GIVEN DATA:
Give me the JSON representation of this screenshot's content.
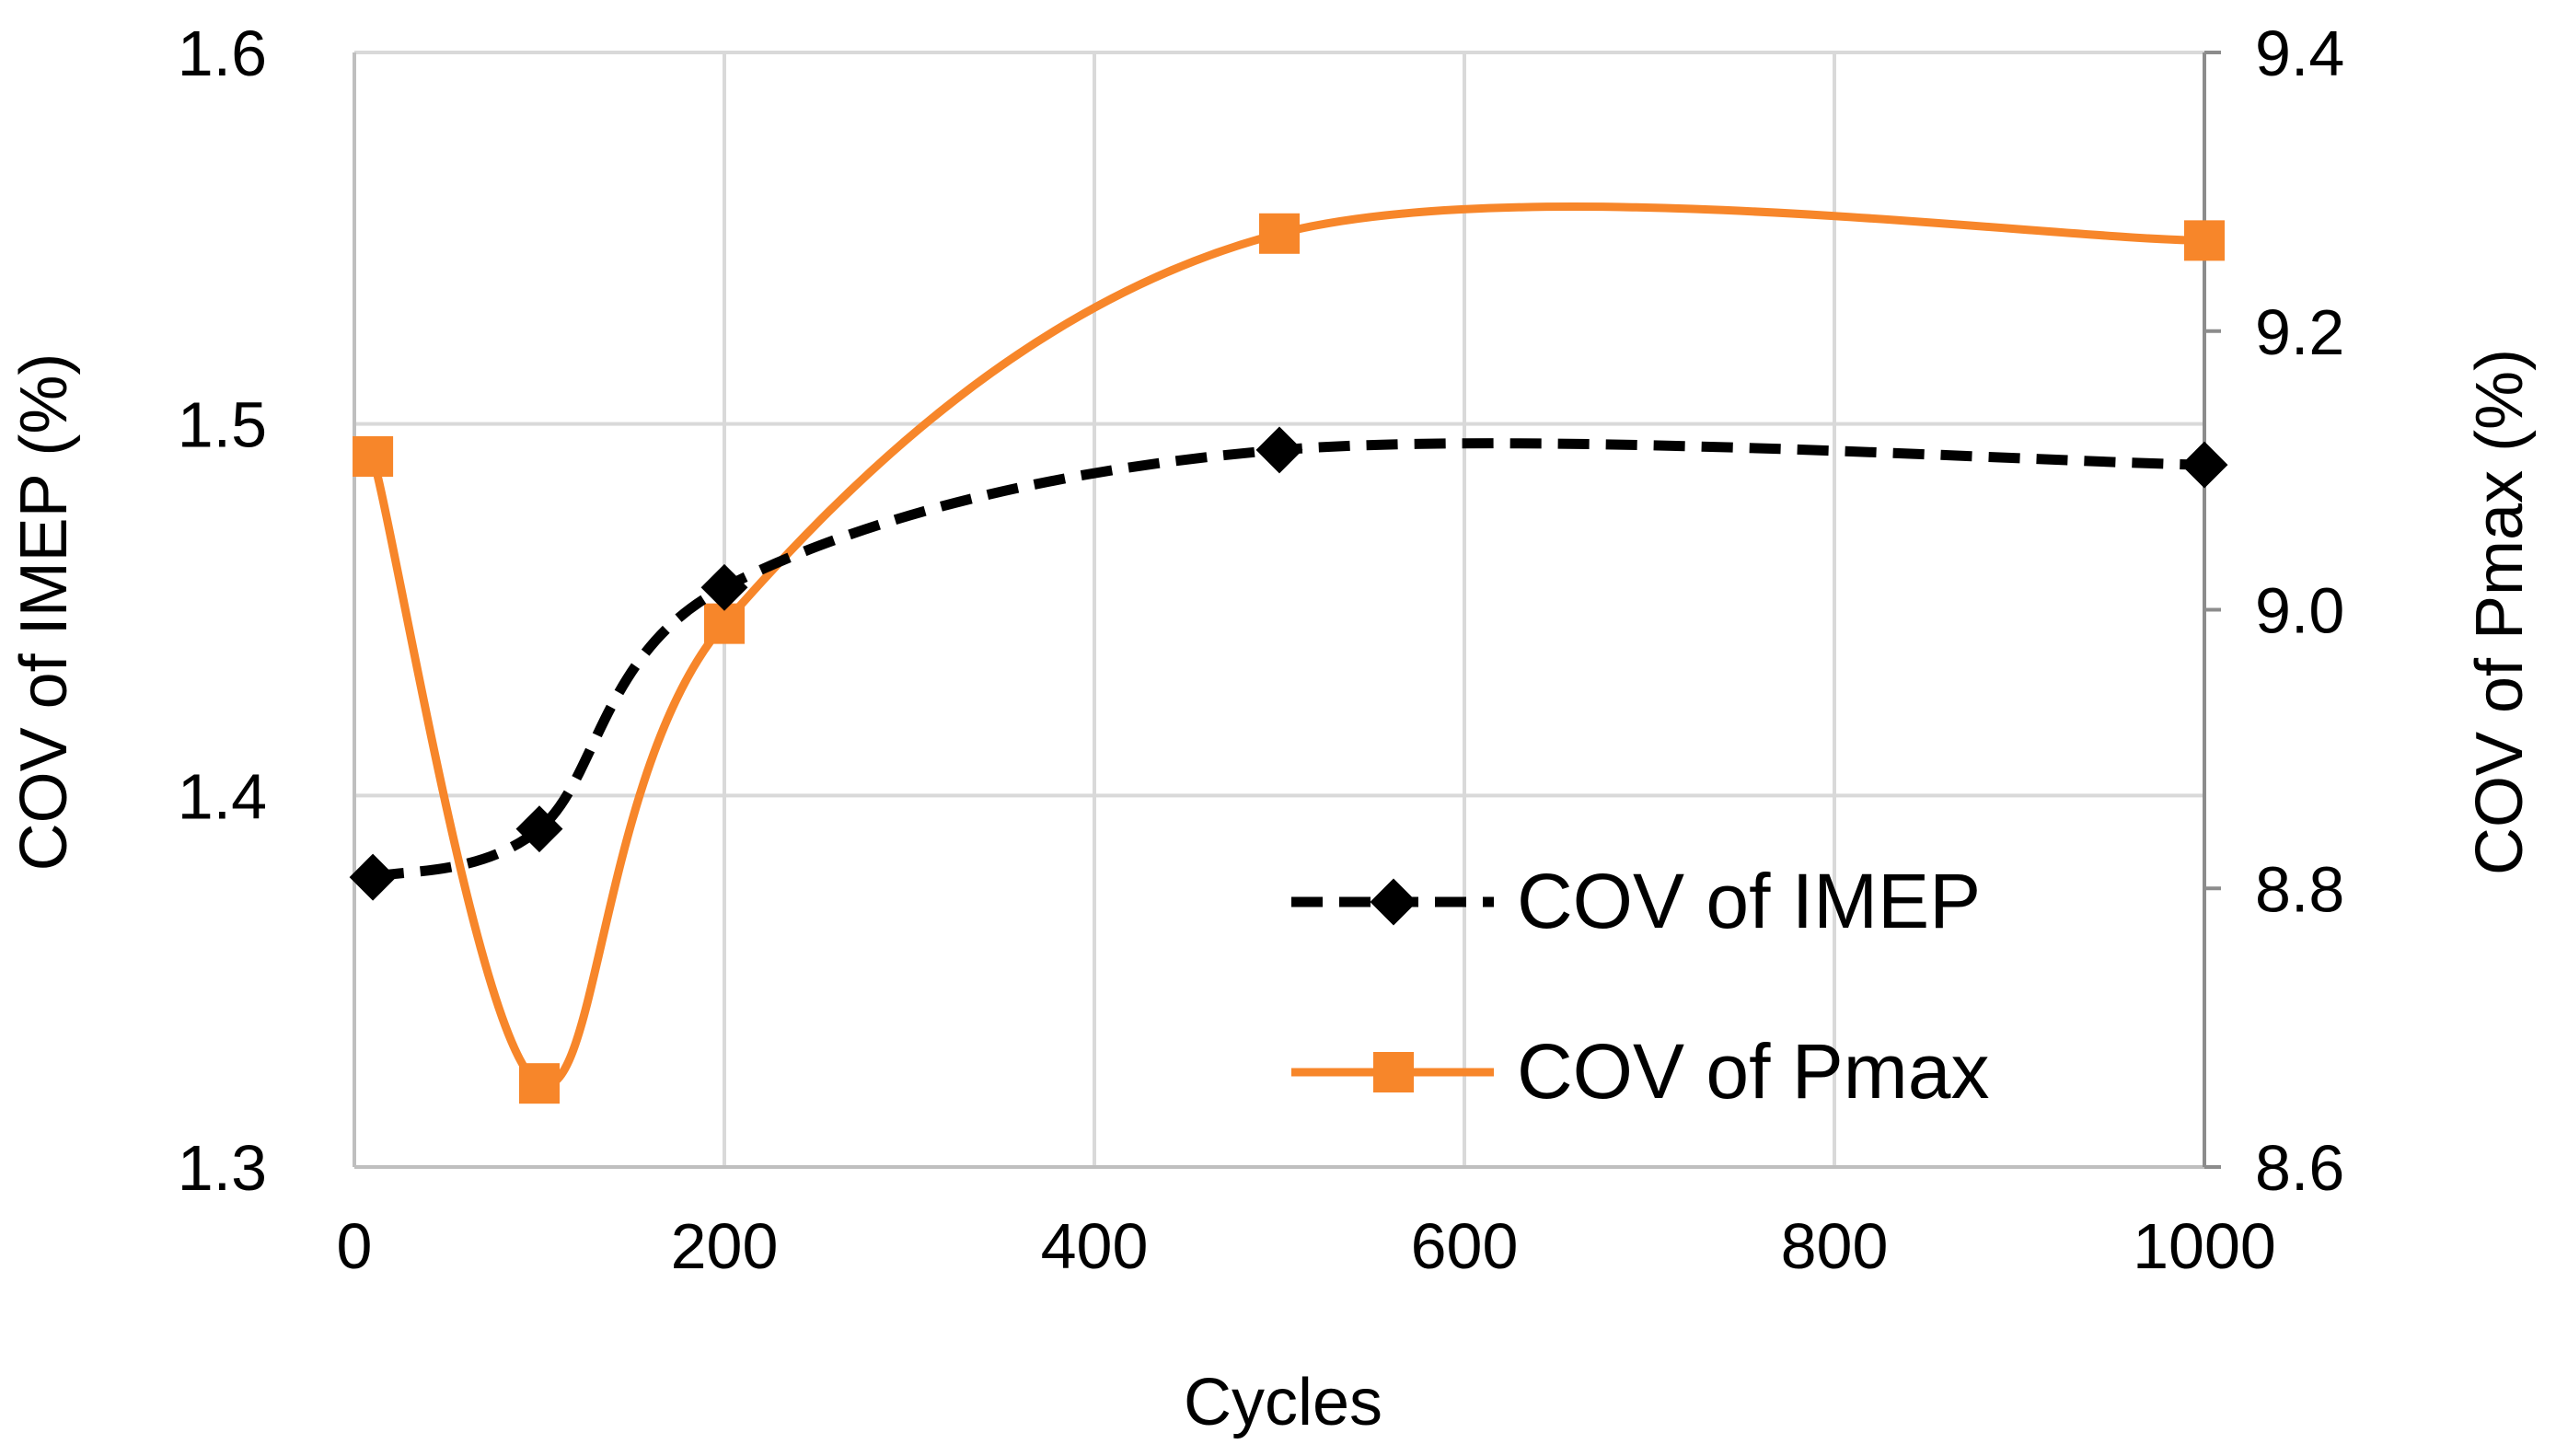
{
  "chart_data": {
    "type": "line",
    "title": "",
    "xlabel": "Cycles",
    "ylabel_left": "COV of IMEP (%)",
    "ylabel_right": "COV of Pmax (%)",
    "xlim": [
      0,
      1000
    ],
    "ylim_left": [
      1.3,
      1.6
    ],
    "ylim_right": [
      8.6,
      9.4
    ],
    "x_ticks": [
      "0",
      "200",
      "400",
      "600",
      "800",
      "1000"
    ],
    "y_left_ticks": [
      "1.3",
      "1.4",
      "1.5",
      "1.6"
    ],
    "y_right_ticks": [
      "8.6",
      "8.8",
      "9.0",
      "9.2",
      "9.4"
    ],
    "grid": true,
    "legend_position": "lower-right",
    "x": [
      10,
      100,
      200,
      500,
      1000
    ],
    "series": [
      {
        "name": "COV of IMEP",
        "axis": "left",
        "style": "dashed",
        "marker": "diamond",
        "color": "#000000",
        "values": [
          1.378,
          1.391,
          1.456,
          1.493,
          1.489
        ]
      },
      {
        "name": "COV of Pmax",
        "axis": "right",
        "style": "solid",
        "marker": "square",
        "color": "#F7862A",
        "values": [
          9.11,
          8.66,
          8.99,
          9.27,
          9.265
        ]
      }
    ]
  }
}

WHAT NEEDS TO BE DONE: Tally up how many lines in the preceding listing contain the word "Pmax". Give nothing but the number.

TASK RESPONSE: 2